## Stated task
Search the material for the string "nada" and copy each line where it occurs.

(Data records)
[START]

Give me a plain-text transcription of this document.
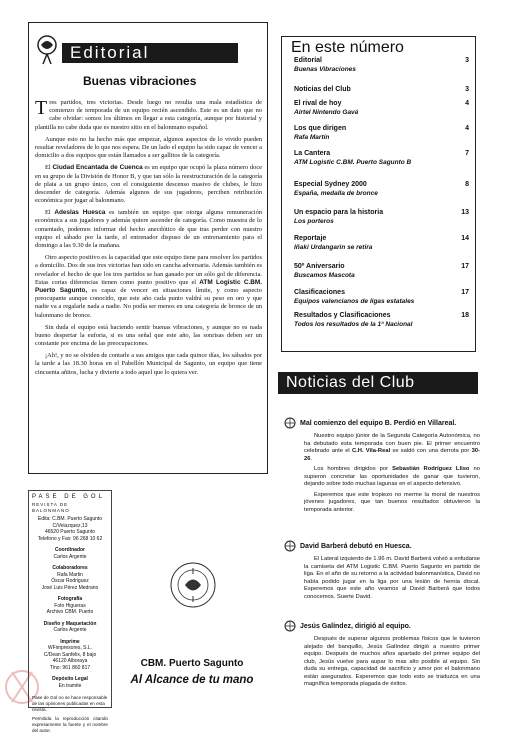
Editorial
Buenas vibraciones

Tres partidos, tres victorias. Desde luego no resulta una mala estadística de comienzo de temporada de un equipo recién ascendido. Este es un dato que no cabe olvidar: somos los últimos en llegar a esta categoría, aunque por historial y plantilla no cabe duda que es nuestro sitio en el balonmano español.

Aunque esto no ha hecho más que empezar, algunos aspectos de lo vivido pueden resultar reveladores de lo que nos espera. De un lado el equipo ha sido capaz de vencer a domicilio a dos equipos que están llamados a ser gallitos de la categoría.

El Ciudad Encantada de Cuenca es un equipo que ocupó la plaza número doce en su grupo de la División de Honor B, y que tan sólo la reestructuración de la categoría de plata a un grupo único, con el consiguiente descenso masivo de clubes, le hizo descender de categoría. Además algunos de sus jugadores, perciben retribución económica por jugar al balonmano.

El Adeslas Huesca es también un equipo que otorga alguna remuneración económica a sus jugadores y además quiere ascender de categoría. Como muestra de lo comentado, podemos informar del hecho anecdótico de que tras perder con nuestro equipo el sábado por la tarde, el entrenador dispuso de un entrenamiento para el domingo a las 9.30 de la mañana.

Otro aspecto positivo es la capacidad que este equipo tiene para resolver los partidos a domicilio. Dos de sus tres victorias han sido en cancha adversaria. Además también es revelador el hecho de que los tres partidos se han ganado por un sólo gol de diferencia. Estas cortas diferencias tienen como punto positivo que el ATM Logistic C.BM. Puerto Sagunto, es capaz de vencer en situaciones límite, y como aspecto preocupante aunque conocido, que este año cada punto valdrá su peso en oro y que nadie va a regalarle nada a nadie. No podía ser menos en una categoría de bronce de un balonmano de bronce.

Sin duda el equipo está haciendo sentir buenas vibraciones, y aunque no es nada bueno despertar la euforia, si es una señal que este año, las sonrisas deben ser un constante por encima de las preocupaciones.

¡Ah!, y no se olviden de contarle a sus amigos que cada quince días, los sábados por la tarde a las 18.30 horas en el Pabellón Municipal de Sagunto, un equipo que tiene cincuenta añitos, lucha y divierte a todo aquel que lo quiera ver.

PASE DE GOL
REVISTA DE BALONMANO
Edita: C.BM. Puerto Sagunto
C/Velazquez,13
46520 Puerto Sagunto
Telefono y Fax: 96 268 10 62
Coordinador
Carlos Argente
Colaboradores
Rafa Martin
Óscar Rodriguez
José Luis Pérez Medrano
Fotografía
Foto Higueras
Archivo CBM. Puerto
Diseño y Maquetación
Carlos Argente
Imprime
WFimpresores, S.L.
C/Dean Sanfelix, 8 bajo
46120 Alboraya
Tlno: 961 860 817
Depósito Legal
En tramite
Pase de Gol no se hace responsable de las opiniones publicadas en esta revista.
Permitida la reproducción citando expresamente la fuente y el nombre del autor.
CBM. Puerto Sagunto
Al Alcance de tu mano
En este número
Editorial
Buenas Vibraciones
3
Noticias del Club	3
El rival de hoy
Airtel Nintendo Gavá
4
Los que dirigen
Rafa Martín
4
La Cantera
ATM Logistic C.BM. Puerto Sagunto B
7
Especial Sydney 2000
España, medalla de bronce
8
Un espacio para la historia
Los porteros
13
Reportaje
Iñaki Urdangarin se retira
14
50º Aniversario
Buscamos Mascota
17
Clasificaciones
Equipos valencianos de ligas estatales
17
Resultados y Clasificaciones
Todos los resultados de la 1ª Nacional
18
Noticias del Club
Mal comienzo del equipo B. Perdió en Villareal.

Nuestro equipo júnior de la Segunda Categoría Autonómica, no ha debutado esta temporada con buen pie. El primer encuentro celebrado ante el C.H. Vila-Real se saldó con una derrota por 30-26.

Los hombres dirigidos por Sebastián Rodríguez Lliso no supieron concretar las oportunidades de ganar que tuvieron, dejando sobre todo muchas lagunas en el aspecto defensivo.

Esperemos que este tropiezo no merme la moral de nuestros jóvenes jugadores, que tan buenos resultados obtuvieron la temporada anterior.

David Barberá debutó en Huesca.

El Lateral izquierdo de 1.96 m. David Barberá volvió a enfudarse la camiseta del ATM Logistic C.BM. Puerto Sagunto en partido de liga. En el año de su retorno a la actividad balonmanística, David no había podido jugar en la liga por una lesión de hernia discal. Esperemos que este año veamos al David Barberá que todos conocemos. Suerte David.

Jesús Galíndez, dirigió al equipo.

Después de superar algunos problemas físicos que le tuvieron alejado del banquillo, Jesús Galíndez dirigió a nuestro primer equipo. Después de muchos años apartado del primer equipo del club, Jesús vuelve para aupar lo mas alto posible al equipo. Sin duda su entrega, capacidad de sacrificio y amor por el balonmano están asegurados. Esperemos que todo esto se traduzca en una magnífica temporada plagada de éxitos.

[END]

## Written answer
Otro aspecto positivo es la capacidad que este equipo tiene para resolver los partidos a domicilio. Dos de sus tres victorias han sido en cancha adversaria. Además también es revelador el hecho de que los tres partidos se han ganado por un sólo gol de diferencia. Estas cortas diferencias tienen como punto positivo que el ATM Logistic C.BM. Puerto Sagunto, es capaz de vencer en situaciones límite, y como aspecto preocupante aunque conocido, que este año cada punto valdrá su peso en oro y que nadie va a regalarle nada a nadie. No podía ser menos en una categoría de bronce de un balonmano de bronce.
Sin duda el equipo está haciendo sentir buenas vibraciones, y aunque no es nada bueno despertar la euforia, si es una señal que este año, las sonrisas deben ser un constante por encima de las preocupaciones.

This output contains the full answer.